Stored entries
>>>

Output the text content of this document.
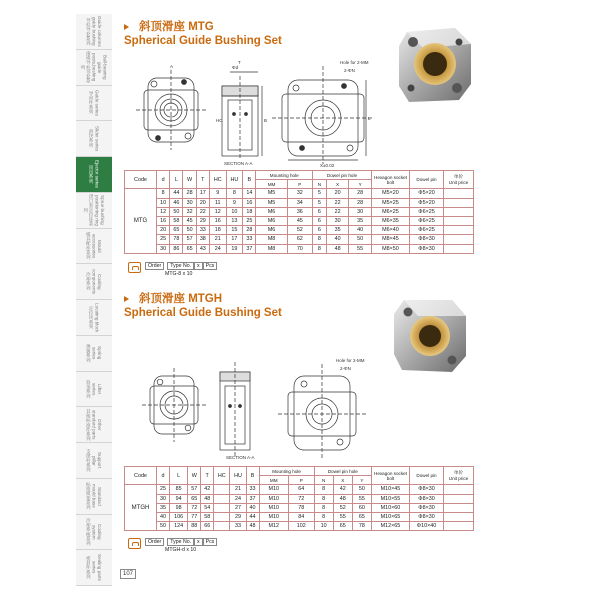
Guide columns
guide bushing
导柱导套系列
Ball-bearing guide
posts,bushing
滚珠导柱导套系列
Guide series
导向件系列
Slider series
滑块系列
Ejector series
顶出系列
Sprue bushing
positioning ring
浇口套定位环系列
Mould
accessories
模具配件系列
Cooling components
冷却系列
Locating block
定位块系列
Spring
series
弹簧系列
Lifter
series
斜顶系列
Other
standard parts
其他标准件系列
Support
pillar
支撑柱系列
Standard
mould base
标准模架系列
Cooling
system
冷却系统系列
Sealing parts
series
密封件系列
斜顶滑座 MTG
Spherical Guide Bushing Set
SECTION A-A
Hole for 2-MM
2-ΦN
Φd
T
L
X±0.02
B
HC
A
Code	d	L	W	T	HC	HU	B	Mounting hole		Dowel pin hole			Hexagon socket bolt	Dowel pin	单价
Unit price
								MM	P	N	X	Y			
MTG	8	44	28	17	9	8	14	M5	32	5	20	28	M5×20	Φ5×20	
	10	46	30	20	11	9	16	M5	34	5	22	28	M5×25	Φ5×20	
	12	50	32	22	12	10	18	M6	36	6	22	30	M6×25	Φ6×25	
	16	58	45	29	16	13	25	M6	45	6	30	35	M6×35	Φ6×25	
	20	65	50	33	18	15	28	M6	52	6	35	40	M6×40	Φ6×25	
	25	78	57	38	21	17	33	M8	62	8	40	50	M8×45	Φ8×30	
	30	86	65	43	24	19	37	M8	70	8	48	55	M8×50	Φ8×30	
Order	Type No.	x	Pcs
MTG-8 x 10
斜顶滑座 MTGH
Spherical Guide Bushing Set
SECTION A-A
Hole for 2-MM
2-ΦN
Code	d	L	W	T	HC	HU	B	Mounting hole		Dowel pin hole			Hexagon socket bolt	Dowel pin	单价
Unit price
								MM	P	N	X	Y			
MTGH	25	85	57	42		21	33	M10	64	8	42	50	M10×45	Φ8×30	
	30	94	65	48		24	37	M10	72	8	48	55	M10×55	Φ8×30	
	35	98	72	54		27	40	M10	78	8	52	60	M10×60	Φ8×30	
	40	106	77	58		29	44	M10	84	8	55	65	M10×65	Φ8×30	
	50	124	88	66		33	48	M12	102	10	65	78	M12×65	Φ10×40	
Order	Type No.	x	Pcs
MTGH-d x 10
107
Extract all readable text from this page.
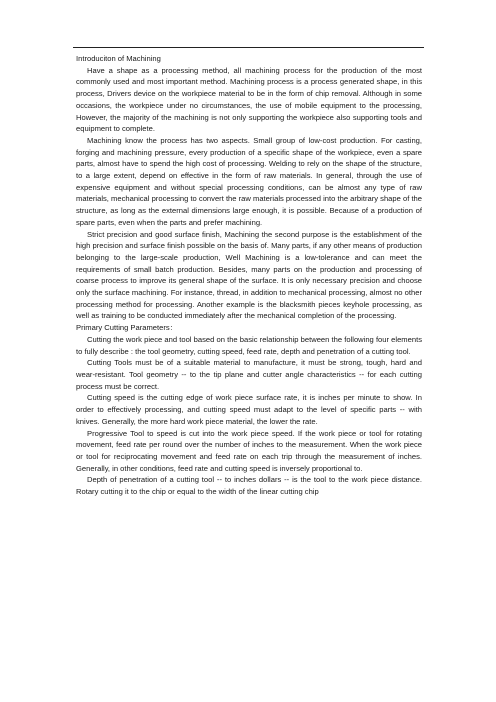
Introduciton of Machining

Have a shape as a processing method, all machining process for the production of the most commonly used and most important method. Machining process is a process generated shape, in this process, Drivers device on the workpiece material to be in the form of chip removal. Although in some occasions, the workpiece under no circumstances, the use of mobile equipment to the processing, However, the majority of the machining is not only supporting the workpiece also supporting tools and equipment to complete.

Machining know the process has two aspects. Small group of low-cost production. For casting, forging and machining pressure, every production of a specific shape of the workpiece, even a spare parts, almost have to spend the high cost of processing. Welding to rely on the shape of the structure, to a large extent, depend on effective in the form of raw materials. In general, through the use of expensive equipment and without special processing conditions, can be almost any type of raw materials, mechanical processing to convert the raw materials processed into the arbitrary shape of the structure, as long as the external dimensions large enough, it is possible. Because of a production of spare parts, even when the parts and prefer machining.

Strict precision and good surface finish, Machining the second purpose is the establishment of the high precision and surface finish possible on the basis of. Many parts, if any other means of production belonging to the large-scale production, Well Machining is a low-tolerance and can meet the requirements of small batch production. Besides, many parts on the production and processing of coarse process to improve its general shape of the surface. It is only necessary precision and choose only the surface machining. For instance, thread, in addition to mechanical processing, almost no other processing method for processing. Another example is the blacksmith pieces keyhole processing, as well as training to be conducted immediately after the mechanical completion of the processing.

Primary Cutting Parameters：

Cutting the work piece and tool based on the basic relationship between the following four elements to fully describe : the tool geometry, cutting speed, feed rate, depth and penetration of a cutting tool.

Cutting Tools must be of a suitable material to manufacture, it must be strong, tough, hard and wear-resistant. Tool geometry -- to the tip plane and cutter angle characteristics -- for each cutting process must be correct.

Cutting speed is the cutting edge of work piece surface rate, it is inches per minute to show. In order to effectively processing, and cutting speed must adapt to the level of specific parts -- with knives. Generally, the more hard work piece material, the lower the rate.

Progressive Tool to speed is cut into the work piece speed. If the work piece or tool for rotating movement, feed rate per round over the number of inches to the measurement. When the work piece or tool for reciprocating movement and feed rate on each trip through the measurement of inches. Generally, in other conditions, feed rate and cutting speed is inversely proportional to.

Depth of penetration of a cutting tool -- to inches dollars -- is the tool to the work piece distance. Rotary cutting it to the chip or equal to the width of the linear cutting chip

<<<

SHORT EXERCISE
Copy every record character for character. Skip the pictures.

RESULT
Output the text content of this document.
Guide columns
guide bushing
导柱导套系列
Ball-bearing guide
posts,bushing
滚珠导柱导套系列
Guide series
导向件系列
Slider series
滑块系列
Ejector series
顶出系列
Sprue bushing
positioning ring
浇口套定位环系列
Mould
accessories
模具配件系列
Cooling components
冷却系列
Locating block
定位块系列
Spring
series
弹簧系列
Lifter
series
斜顶系列
Other
standard parts
其他标准件系列
Support
pillar
支撑柱系列
Standard
mould base
标准模架系列
Cooling
system
冷却系统系列
Sealing parts
series
密封件系列
斜顶滑座 MTG
Spherical Guide Bushing Set
SECTION A-A
Hole for 2-MM
2-ΦN
Φd
T
L
X±0.02
B
HC
A
Code	d	L	W	T	HC	HU	B	Mounting hole		Dowel pin hole			Hexagon socket bolt	Dowel pin	单价
Unit price
								MM	P	N	X	Y			
MTG	8	44	28	17	9	8	14	M5	32	5	20	28	M5×20	Φ5×20	
	10	46	30	20	11	9	16	M5	34	5	22	28	M5×25	Φ5×20	
	12	50	32	22	12	10	18	M6	36	6	22	30	M6×25	Φ6×25	
	16	58	45	29	16	13	25	M6	45	6	30	35	M6×35	Φ6×25	
	20	65	50	33	18	15	28	M6	52	6	35	40	M6×40	Φ6×25	
	25	78	57	38	21	17	33	M8	62	8	40	50	M8×45	Φ8×30	
	30	86	65	43	24	19	37	M8	70	8	48	55	M8×50	Φ8×30	
Order	Type No.	x	Pcs
MTG-8 x 10
斜顶滑座 MTGH
Spherical Guide Bushing Set
SECTION A-A
Hole for 2-MM
2-ΦN
Code	d	L	W	T	HC	HU	B	Mounting hole		Dowel pin hole			Hexagon socket bolt	Dowel pin	单价
Unit price
								MM	P	N	X	Y			
MTGH	25	85	57	42		21	33	M10	64	8	42	50	M10×45	Φ8×30	
	30	94	65	48		24	37	M10	72	8	48	55	M10×55	Φ8×30	
	35	98	72	54		27	40	M10	78	8	52	60	M10×60	Φ8×30	
	40	106	77	58		29	44	M10	84	8	55	65	M10×65	Φ8×30	
	50	124	88	66		33	48	M12	102	10	65	78	M12×65	Φ10×40	
Order	Type No.	x	Pcs
MTGH-d x 10
107
Extract all readable text from this page.
Introduciton of Machining

Have a shape as a processing method, all machining process for the production of the most commonly used and most important method. Machining process is a process generated shape, in this process, Drivers device on the workpiece material to be in the form of chip removal. Although in some occasions, the workpiece under no circumstances, the use of mobile equipment to the processing, However, the majority of the machining is not only supporting the workpiece also supporting tools and equipment to complete.

Machining know the process has two aspects. Small group of low-cost production. For casting, forging and machining pressure, every production of a specific shape of the workpiece, even a spare parts, almost have to spend the high cost of processing. Welding to rely on the shape of the structure, to a large extent, depend on effective in the form of raw materials. In general, through the use of expensive equipment and without special processing conditions, can be almost any type of raw materials, mechanical processing to convert the raw materials processed into the arbitrary shape of the structure, as long as the external dimensions large enough, it is possible. Because of a production of spare parts, even when the parts and prefer machining.

Strict precision and good surface finish, Machining the second purpose is the establishment of the high precision and surface finish possible on the basis of. Many parts, if any other means of production belonging to the large-scale production, Well Machining is a low-tolerance and can meet the requirements of small batch production. Besides, many parts on the production and processing of coarse process to improve its general shape of the surface. It is only necessary precision and choose only the surface machining. For instance, thread, in addition to mechanical processing, almost no other processing method for processing. Another example is the blacksmith pieces keyhole processing, as well as training to be conducted immediately after the mechanical completion of the processing.

Primary Cutting Parameters：

Cutting the work piece and tool based on the basic relationship between the following four elements to fully describe : the tool geometry, cutting speed, feed rate, depth and penetration of a cutting tool.

Cutting Tools must be of a suitable material to manufacture, it must be strong, tough, hard and wear-resistant. Tool geometry -- to the tip plane and cutter angle characteristics -- for each cutting process must be correct.

Cutting speed is the cutting edge of work piece surface rate, it is inches per minute to show. In order to effectively processing, and cutting speed must adapt to the level of specific parts -- with knives. Generally, the more hard work piece material, the lower the rate.

Progressive Tool to speed is cut into the work piece speed. If the work piece or tool for rotating movement, feed rate per round over the number of inches to the measurement. When the work piece or tool for reciprocating movement and feed rate on each trip through the measurement of inches. Generally, in other conditions, feed rate and cutting speed is inversely proportional to.

Depth of penetration of a cutting tool -- to inches dollars -- is the tool to the work piece distance. Rotary cutting it to the chip or equal to the width of the linear cutting chip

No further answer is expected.